To do – Scan the material that follows. Copy every line containing the word "ADHD".

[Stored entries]
▬▬▬▬▬▬▬▬▬▬

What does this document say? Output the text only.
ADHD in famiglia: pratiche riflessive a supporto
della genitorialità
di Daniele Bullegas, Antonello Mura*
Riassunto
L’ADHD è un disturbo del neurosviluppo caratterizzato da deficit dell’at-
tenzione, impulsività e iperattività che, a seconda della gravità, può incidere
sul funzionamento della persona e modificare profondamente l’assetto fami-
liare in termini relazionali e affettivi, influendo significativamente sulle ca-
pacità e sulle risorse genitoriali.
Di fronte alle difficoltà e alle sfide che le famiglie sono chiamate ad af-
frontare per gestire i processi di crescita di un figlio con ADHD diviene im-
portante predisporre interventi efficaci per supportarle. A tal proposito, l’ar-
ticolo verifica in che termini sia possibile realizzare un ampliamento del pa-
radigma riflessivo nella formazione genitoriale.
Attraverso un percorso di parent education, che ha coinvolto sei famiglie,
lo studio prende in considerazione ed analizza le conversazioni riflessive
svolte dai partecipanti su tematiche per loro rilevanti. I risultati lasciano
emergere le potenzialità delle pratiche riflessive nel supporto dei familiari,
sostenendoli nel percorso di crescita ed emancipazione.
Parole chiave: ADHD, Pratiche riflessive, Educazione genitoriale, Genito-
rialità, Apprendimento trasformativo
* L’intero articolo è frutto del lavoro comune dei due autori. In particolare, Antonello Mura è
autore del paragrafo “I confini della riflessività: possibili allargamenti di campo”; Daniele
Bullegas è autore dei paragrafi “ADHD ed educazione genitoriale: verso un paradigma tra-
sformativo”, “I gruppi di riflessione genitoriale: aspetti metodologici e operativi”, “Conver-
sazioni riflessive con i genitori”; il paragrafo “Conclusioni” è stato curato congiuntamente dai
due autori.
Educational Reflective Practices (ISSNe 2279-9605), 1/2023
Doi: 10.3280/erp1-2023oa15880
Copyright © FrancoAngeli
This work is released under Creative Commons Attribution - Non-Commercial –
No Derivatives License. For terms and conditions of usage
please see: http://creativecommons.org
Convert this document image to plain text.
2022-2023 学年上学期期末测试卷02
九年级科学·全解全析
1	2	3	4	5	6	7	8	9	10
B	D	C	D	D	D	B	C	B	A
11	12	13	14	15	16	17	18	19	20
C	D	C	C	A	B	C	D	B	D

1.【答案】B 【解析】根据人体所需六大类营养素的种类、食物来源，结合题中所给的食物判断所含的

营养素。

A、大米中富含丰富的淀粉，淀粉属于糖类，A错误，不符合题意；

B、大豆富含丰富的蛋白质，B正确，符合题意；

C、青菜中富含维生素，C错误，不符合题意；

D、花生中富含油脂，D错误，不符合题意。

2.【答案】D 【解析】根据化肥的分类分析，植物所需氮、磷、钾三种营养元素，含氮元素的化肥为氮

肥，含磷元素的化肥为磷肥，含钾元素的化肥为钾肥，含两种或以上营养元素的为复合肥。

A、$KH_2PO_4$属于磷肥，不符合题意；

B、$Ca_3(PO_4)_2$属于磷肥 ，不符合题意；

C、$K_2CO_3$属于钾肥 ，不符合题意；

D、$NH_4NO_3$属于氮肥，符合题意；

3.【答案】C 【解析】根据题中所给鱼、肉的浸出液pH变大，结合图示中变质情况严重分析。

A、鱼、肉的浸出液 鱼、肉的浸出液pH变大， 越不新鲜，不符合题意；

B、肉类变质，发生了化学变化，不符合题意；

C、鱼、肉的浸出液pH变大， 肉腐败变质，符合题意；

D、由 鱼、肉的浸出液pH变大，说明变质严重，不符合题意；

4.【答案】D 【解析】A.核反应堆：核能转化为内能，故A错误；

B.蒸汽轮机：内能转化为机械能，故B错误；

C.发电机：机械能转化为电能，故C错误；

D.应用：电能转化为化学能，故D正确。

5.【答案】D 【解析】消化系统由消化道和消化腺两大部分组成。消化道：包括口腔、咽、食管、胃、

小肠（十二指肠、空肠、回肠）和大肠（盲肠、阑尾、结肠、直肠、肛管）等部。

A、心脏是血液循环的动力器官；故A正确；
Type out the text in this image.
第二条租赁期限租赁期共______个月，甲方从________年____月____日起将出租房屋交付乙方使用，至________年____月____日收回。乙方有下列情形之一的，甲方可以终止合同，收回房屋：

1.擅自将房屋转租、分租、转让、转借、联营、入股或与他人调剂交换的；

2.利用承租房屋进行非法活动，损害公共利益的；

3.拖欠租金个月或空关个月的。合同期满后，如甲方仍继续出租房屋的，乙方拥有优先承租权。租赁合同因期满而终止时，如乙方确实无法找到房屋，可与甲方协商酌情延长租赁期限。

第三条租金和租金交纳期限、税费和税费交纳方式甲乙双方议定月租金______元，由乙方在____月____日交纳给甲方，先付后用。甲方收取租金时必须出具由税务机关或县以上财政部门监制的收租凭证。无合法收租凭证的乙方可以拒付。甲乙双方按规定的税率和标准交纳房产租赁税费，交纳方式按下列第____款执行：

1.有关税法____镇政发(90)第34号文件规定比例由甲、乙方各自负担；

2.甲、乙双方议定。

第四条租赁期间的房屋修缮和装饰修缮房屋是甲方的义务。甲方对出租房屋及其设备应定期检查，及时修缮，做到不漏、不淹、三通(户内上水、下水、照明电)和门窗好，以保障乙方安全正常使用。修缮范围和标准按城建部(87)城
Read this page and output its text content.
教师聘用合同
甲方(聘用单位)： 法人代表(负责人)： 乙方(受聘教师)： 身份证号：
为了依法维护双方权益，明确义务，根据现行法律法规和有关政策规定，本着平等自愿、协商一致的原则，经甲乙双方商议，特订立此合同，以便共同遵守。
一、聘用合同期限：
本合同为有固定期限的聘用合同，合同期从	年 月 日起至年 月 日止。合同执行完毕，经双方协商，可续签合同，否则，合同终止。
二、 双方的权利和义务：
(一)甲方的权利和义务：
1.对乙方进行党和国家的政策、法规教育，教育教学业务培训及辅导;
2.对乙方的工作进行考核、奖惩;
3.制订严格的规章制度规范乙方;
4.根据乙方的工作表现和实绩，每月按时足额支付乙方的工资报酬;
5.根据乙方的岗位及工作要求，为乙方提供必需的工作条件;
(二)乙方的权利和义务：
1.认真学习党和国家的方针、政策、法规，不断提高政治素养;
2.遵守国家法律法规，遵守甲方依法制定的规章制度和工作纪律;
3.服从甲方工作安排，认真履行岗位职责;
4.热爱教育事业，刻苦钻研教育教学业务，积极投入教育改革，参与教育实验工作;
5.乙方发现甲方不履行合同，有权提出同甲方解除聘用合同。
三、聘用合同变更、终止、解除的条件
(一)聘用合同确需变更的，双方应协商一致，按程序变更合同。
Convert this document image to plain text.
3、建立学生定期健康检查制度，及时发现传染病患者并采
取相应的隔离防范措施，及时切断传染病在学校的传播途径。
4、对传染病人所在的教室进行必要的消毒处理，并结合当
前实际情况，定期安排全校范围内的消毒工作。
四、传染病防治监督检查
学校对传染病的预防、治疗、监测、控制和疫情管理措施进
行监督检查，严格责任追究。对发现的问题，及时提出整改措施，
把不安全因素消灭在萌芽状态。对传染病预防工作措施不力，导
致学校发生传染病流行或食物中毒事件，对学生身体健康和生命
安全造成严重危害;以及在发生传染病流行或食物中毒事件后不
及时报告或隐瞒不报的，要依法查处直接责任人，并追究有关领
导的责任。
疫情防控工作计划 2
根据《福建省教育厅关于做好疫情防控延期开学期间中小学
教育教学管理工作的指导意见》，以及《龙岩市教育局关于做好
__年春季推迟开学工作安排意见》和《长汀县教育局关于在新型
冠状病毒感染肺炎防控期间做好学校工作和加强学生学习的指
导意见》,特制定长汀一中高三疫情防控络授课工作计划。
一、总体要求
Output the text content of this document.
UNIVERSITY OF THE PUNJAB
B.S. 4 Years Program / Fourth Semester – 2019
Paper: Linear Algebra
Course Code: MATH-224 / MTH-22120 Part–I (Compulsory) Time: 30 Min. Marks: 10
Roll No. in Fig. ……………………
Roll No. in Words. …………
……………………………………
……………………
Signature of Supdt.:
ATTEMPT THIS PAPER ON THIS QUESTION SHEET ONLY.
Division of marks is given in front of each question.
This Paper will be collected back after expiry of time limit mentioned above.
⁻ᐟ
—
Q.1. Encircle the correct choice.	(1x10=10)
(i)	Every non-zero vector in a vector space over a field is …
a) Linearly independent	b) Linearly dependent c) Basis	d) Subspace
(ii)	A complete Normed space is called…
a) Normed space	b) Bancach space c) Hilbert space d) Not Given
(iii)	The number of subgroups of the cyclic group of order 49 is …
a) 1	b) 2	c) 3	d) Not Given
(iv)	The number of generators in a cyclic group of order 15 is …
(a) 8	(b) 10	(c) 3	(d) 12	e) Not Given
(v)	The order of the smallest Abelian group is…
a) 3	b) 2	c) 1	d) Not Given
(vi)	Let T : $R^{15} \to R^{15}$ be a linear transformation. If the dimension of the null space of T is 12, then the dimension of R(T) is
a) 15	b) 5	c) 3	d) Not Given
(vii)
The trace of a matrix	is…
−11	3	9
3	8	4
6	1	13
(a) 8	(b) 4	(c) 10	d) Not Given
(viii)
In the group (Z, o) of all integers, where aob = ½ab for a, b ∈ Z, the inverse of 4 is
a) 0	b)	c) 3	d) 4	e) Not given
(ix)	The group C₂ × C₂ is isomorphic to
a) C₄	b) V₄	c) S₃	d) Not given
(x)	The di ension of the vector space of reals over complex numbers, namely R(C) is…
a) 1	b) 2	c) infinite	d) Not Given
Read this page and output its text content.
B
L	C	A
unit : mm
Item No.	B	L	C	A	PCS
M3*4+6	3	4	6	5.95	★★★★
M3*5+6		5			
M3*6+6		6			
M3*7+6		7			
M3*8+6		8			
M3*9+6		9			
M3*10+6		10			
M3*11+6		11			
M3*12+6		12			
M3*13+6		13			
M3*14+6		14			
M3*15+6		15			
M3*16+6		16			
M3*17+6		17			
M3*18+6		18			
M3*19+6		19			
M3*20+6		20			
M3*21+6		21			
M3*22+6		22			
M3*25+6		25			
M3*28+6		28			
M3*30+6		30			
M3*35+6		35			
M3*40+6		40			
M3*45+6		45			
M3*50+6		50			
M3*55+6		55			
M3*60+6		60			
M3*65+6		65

▬▬▬▬▬▬▬▬▬▬

Full response –
ADHD in famiglia: pratiche riflessive a supporto
L’ADHD è un disturbo del neurosviluppo caratterizzato da deficit dell’at-
frontare per gestire i processi di crescita di un figlio con ADHD diviene im-
Parole chiave: ADHD, Pratiche riflessive, Educazione genitoriale, Genito-
Bullegas è autore dei paragrafi “ADHD ed educazione genitoriale: verso un paradigma tra-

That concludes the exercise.